● INPUT

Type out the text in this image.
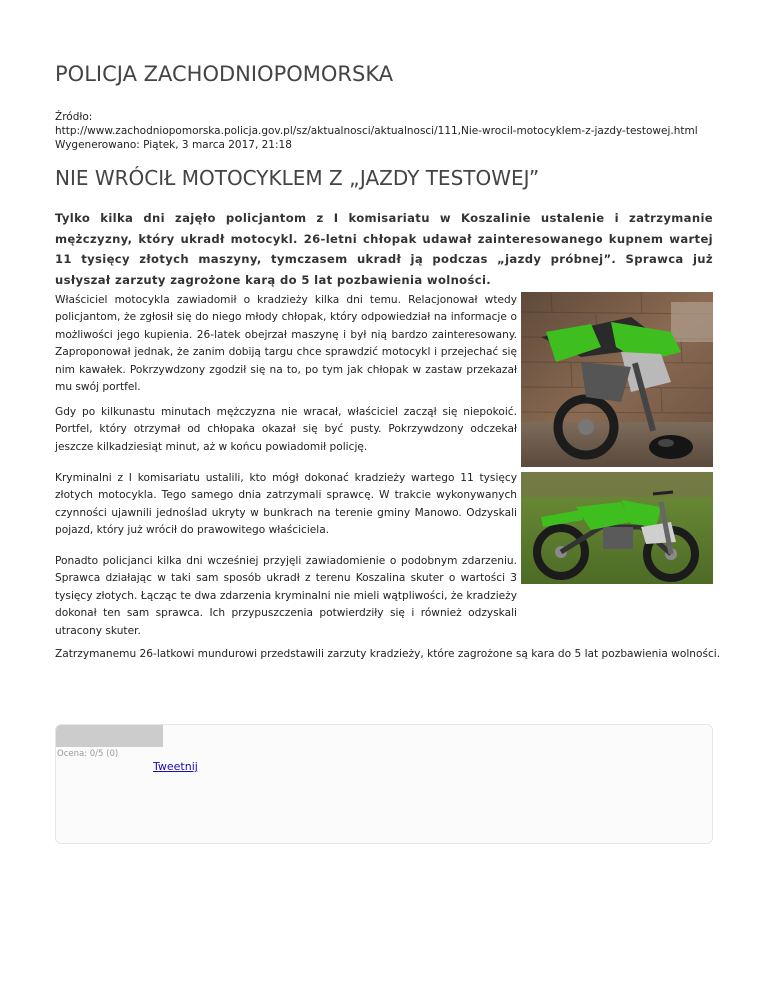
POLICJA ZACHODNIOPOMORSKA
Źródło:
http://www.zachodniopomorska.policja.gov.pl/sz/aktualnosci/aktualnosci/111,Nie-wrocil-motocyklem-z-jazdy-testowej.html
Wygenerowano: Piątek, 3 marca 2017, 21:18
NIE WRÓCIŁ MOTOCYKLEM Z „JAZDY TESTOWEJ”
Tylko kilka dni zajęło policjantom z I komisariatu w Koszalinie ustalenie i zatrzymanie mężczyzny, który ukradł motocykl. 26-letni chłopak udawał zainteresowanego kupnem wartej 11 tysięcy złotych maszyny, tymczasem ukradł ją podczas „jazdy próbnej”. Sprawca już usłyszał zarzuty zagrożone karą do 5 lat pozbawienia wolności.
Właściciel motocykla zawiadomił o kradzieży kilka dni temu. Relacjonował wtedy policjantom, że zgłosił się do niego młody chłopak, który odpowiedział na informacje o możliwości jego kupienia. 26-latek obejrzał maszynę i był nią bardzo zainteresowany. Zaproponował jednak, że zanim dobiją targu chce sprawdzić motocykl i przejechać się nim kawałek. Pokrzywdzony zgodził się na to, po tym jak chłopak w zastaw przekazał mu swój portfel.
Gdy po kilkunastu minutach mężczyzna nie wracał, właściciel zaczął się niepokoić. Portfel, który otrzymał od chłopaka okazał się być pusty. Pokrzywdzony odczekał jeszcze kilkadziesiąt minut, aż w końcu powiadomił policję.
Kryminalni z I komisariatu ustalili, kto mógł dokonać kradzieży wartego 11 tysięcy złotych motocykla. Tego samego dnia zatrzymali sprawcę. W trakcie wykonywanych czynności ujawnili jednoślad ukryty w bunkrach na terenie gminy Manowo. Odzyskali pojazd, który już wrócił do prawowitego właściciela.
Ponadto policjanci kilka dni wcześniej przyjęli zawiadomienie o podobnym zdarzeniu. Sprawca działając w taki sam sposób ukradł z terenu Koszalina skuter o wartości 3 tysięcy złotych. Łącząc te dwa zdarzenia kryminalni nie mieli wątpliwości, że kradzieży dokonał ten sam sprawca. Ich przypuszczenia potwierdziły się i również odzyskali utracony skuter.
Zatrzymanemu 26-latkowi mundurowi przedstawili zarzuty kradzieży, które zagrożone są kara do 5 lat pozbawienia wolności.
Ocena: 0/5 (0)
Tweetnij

--

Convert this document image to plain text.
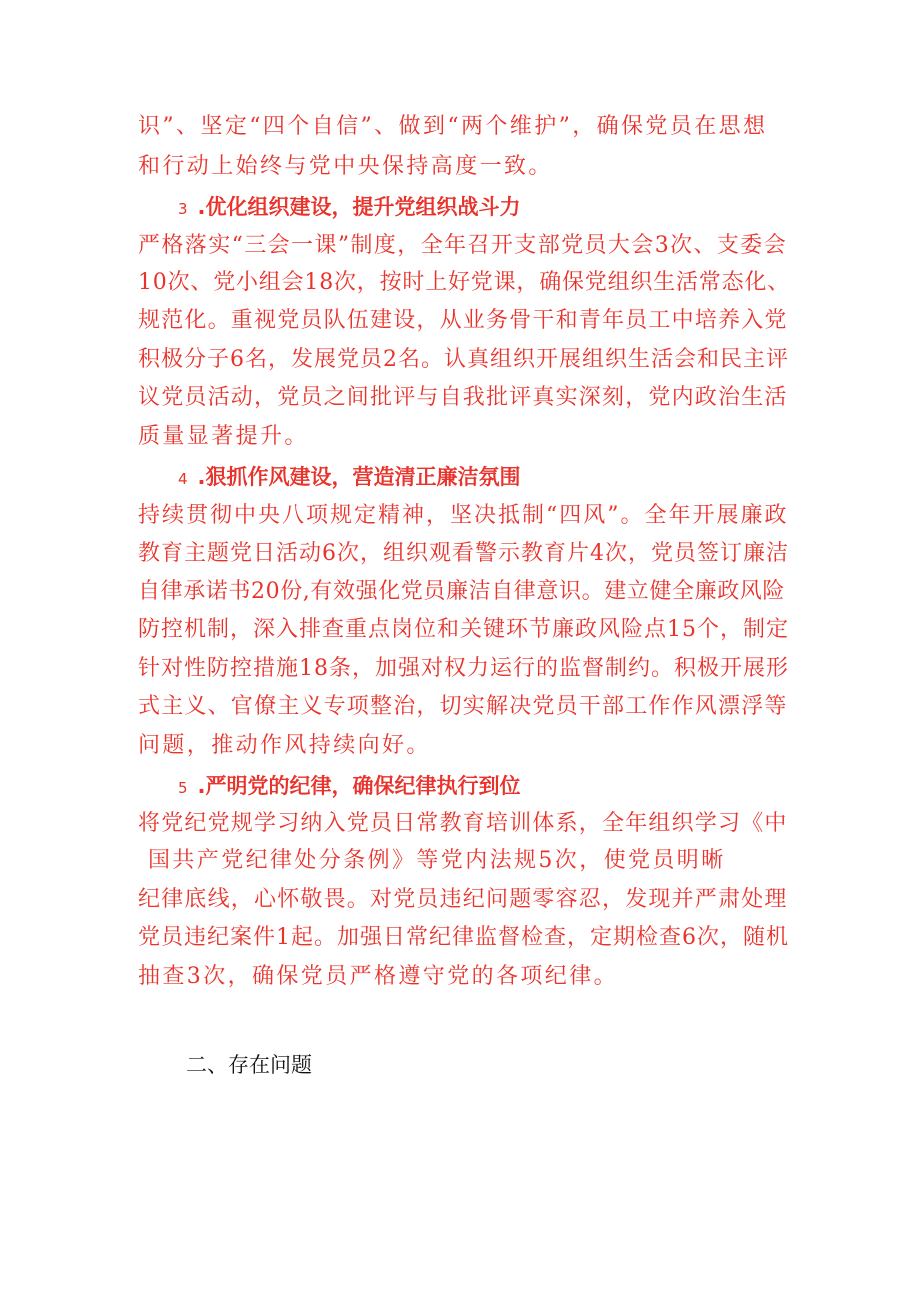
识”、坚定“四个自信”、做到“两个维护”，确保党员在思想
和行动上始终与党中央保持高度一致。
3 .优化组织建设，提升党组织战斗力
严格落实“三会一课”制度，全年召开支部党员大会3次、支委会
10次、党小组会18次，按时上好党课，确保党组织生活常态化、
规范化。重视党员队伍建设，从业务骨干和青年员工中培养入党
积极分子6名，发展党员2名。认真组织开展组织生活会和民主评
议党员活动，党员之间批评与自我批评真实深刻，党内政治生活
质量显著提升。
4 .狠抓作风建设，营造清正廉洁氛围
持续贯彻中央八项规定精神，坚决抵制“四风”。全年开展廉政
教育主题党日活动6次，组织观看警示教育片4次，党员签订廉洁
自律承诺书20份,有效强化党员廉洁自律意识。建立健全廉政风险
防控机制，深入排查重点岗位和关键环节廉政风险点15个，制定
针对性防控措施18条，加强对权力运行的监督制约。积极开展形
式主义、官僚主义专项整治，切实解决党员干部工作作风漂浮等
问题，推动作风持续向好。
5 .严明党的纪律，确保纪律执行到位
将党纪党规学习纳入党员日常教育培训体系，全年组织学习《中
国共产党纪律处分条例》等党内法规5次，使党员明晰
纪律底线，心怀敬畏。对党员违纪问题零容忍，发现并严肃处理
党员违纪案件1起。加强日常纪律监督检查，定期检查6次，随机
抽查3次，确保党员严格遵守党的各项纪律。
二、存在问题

● EXERCISE BRIEF
Locate all lines in the listing above with the word "złotych". Copy them.

● EXPECTED ANSWER
Tylko kilka dni zajęło policjantom z I komisariatu w Koszalinie ustalenie i zatrzymanie mężczyzny, który ukradł motocykl. 26-letni chłopak udawał zainteresowanego kupnem wartej 11 tysięcy złotych maszyny, tymczasem ukradł ją podczas „jazdy próbnej”. Sprawca już usłyszał zarzuty zagrożone karą do 5 lat pozbawienia wolności.
Kryminalni z I komisariatu ustalili, kto mógł dokonać kradzieży wartego 11 tysięcy złotych motocykla. Tego samego dnia zatrzymali sprawcę. W trakcie wykonywanych czynności ujawnili jednoślad ukryty w bunkrach na terenie gminy Manowo. Odzyskali pojazd, który już wrócił do prawowitego właściciela.
Ponadto policjanci kilka dni wcześniej przyjęli zawiadomienie o podobnym zdarzeniu. Sprawca działając w taki sam sposób ukradł z terenu Koszalina skuter o wartości 3 tysięcy złotych. Łącząc te dwa zdarzenia kryminalni nie mieli wątpliwości, że kradzieży dokonał ten sam sprawca. Ich przypuszczenia potwierdziły się i również odzyskali utracony skuter.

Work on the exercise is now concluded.